Requirements – Print the stretch of the material below from the line containing "Find all labels, buttons, inputs, and" through the line containing "card-image-generation[interactable]: Image Generation", word for word. Leave out any pictures.

Records for this exercise –
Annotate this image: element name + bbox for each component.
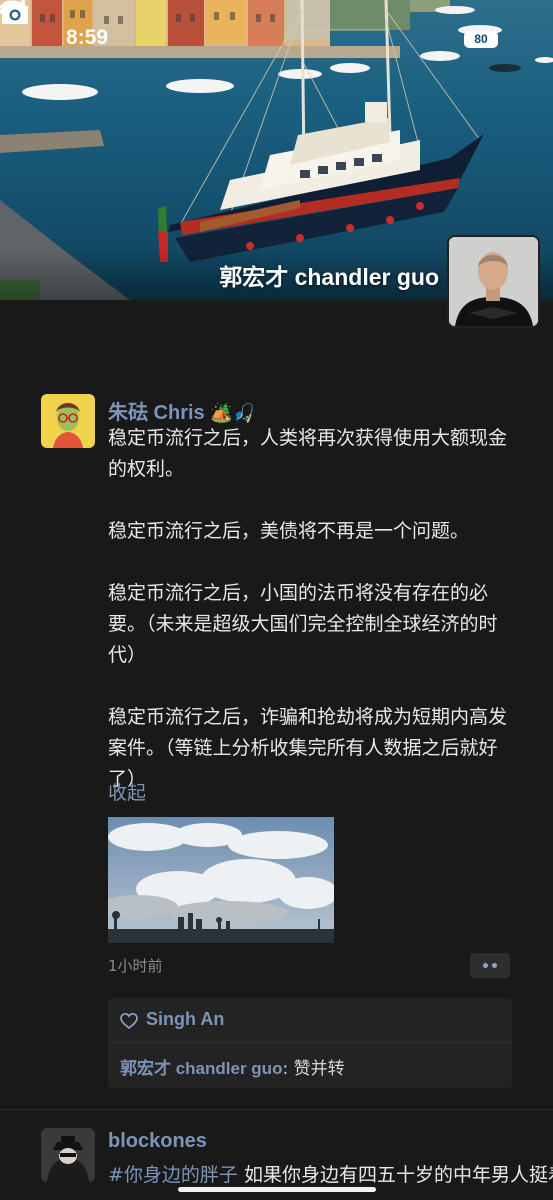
* * *
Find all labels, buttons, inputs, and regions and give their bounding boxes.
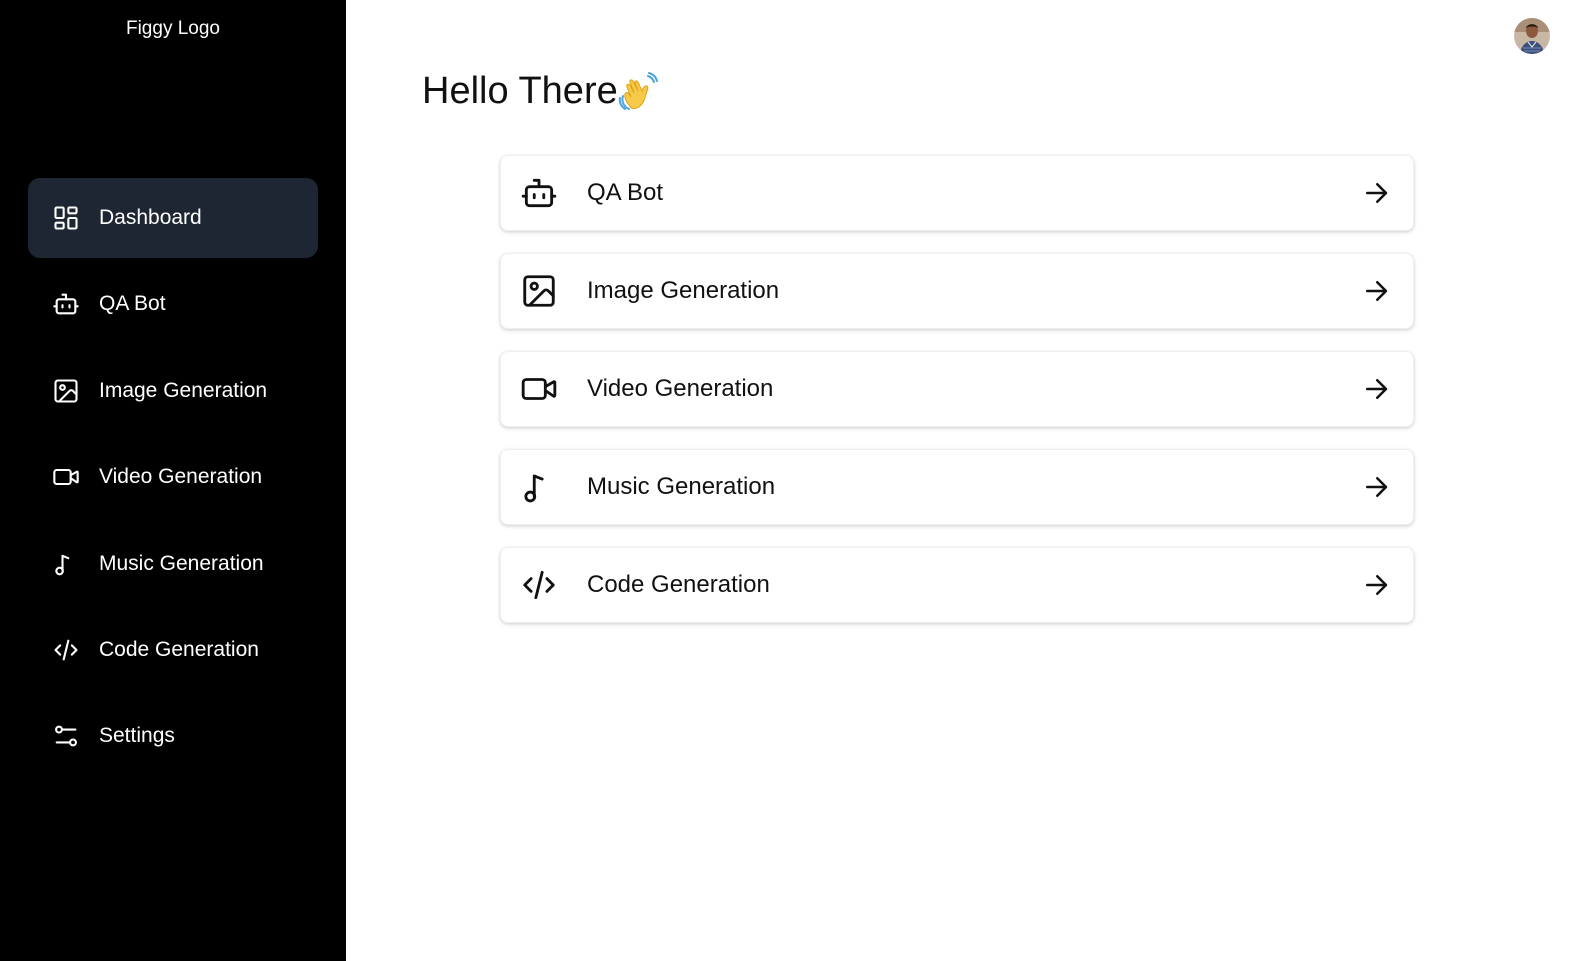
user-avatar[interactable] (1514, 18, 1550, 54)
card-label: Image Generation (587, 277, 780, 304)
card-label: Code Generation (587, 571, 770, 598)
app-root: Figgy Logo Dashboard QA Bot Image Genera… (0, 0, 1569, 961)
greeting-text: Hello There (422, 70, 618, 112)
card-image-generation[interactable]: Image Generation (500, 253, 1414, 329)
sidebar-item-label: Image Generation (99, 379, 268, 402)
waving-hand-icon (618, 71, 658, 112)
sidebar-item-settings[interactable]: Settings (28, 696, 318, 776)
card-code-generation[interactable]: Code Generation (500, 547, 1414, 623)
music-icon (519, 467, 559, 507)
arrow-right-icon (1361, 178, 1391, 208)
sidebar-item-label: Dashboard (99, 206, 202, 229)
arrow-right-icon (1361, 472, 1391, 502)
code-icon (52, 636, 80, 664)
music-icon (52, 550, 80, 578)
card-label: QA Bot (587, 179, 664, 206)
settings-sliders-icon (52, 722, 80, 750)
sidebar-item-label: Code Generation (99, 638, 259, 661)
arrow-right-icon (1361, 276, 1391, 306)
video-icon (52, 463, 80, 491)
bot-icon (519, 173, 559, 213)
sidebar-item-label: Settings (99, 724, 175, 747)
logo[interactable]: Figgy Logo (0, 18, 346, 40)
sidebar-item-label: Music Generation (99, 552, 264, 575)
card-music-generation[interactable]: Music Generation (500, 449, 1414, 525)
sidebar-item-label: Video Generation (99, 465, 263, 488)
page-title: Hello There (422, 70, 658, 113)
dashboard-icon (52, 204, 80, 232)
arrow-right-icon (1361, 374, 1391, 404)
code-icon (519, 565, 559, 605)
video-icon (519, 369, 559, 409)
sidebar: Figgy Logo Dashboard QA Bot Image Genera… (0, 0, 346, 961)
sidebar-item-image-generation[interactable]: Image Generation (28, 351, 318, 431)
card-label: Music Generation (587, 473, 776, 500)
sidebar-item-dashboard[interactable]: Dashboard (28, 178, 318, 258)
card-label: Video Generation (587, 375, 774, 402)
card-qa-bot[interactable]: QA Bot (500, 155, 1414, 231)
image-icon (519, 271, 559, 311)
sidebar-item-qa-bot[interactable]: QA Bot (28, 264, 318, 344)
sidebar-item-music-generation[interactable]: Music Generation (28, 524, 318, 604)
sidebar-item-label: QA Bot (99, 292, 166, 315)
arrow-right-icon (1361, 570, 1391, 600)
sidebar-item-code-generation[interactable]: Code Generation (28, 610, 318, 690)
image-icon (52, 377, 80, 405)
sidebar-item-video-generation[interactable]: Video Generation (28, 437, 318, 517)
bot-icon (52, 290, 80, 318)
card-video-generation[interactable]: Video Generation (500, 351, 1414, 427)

Output for this task –
Find all labels, buttons, inputs, and regions and give their bounding boxes.
user-avatar[interactable] (1514, 18, 1550, 54)
card-label: Image Generation (587, 277, 780, 304)
card-label: Code Generation (587, 571, 770, 598)
app-root: Figgy Logo Dashboard QA Bot Image Genera… (0, 0, 1569, 961)
greeting-text: Hello There (422, 70, 618, 112)
card-image-generation[interactable]: Image Generation (500, 253, 1414, 329)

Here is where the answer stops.